== What is required ==
Seek out every line containing the word "have", and copy each.

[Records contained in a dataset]
============================================================

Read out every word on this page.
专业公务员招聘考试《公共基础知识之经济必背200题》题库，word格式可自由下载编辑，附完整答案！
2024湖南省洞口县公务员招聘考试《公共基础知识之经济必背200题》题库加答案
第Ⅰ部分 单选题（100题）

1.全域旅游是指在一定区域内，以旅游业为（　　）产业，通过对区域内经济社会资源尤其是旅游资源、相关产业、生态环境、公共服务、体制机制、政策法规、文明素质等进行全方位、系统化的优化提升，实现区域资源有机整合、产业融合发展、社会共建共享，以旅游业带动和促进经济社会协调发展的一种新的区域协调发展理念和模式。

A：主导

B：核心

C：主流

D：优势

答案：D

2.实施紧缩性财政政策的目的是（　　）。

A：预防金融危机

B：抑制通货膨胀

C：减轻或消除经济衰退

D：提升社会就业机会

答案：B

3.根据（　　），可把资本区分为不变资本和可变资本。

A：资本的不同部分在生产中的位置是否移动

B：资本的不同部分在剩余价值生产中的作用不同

============================================================

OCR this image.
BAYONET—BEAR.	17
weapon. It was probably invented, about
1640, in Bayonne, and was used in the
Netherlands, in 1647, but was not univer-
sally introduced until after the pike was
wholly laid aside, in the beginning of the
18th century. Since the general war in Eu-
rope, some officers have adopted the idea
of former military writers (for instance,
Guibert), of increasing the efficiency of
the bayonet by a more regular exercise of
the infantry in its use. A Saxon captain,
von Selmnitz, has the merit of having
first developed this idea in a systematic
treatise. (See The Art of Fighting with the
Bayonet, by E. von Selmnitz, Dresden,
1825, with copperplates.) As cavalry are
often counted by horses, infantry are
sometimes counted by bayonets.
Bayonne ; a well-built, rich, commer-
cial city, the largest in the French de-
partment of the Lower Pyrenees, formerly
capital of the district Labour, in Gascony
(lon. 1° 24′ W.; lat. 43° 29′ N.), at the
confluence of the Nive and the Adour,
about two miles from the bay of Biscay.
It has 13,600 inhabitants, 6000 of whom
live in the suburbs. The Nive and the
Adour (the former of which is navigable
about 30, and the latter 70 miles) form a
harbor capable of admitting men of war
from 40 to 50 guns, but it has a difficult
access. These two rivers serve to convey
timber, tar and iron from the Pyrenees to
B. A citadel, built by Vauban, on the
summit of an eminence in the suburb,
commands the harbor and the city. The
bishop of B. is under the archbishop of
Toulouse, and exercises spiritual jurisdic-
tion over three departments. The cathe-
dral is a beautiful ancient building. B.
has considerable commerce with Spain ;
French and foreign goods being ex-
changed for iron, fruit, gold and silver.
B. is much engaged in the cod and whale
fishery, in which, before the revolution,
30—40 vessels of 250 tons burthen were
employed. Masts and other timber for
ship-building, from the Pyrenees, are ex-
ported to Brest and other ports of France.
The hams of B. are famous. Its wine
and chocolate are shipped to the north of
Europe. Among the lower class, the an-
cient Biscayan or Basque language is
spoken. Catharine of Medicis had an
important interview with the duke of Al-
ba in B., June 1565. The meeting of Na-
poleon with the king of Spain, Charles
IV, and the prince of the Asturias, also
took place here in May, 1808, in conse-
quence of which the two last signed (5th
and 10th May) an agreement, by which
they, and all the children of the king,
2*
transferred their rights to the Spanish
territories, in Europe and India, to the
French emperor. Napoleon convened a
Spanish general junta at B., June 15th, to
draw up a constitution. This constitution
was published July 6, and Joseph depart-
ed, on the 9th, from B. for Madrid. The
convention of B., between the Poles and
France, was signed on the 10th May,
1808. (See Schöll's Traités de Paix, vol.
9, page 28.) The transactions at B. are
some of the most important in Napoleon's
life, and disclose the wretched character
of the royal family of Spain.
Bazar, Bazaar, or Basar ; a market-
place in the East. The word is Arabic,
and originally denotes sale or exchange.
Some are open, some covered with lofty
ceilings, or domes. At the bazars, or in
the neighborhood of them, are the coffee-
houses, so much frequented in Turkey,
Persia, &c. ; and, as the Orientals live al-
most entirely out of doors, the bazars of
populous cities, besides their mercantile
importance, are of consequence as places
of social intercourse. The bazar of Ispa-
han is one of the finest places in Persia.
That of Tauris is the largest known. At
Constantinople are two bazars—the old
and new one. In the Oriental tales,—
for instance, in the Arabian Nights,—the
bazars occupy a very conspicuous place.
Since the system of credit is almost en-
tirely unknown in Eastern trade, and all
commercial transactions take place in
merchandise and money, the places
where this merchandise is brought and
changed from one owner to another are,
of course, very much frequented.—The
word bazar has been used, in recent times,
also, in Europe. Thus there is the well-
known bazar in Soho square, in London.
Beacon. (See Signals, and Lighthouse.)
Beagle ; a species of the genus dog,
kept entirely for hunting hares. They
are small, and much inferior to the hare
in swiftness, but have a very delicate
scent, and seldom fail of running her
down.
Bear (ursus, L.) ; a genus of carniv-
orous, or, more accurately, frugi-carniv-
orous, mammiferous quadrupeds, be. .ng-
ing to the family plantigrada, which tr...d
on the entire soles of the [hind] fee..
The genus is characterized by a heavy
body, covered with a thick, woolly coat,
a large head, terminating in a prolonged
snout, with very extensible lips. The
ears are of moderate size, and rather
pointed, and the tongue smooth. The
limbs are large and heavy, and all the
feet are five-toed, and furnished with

============================================================

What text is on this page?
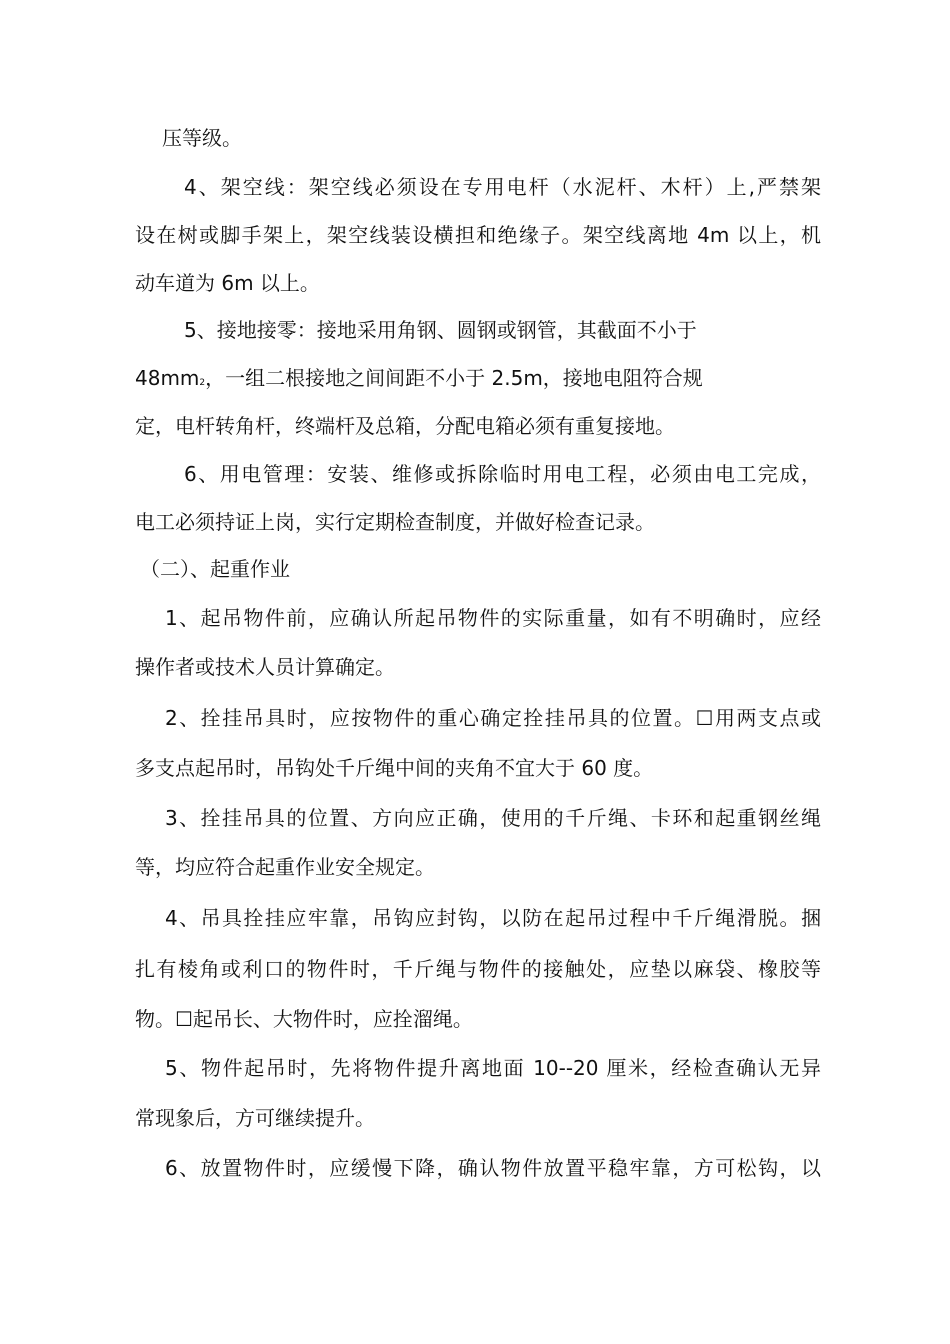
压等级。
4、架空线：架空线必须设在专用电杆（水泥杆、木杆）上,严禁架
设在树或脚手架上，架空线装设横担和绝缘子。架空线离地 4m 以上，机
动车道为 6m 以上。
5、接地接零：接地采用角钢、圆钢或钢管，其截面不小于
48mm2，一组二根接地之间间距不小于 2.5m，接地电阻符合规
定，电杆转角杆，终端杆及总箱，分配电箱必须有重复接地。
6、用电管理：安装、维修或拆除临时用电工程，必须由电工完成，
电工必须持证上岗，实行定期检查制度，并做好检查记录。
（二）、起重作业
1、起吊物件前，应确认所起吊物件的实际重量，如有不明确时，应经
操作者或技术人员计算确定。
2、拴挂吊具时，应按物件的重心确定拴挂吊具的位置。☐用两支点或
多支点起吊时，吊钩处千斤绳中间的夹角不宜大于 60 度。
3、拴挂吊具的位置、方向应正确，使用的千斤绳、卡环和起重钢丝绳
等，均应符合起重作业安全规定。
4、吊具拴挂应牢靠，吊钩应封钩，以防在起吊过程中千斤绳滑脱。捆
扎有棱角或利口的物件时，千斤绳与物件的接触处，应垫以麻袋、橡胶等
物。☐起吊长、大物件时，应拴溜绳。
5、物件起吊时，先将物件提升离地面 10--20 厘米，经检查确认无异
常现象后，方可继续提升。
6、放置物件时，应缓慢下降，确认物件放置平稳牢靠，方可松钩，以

============================================================

== Solution for this task ==
rope, some officers have adopted the idea
in swiftness, but have a very delicate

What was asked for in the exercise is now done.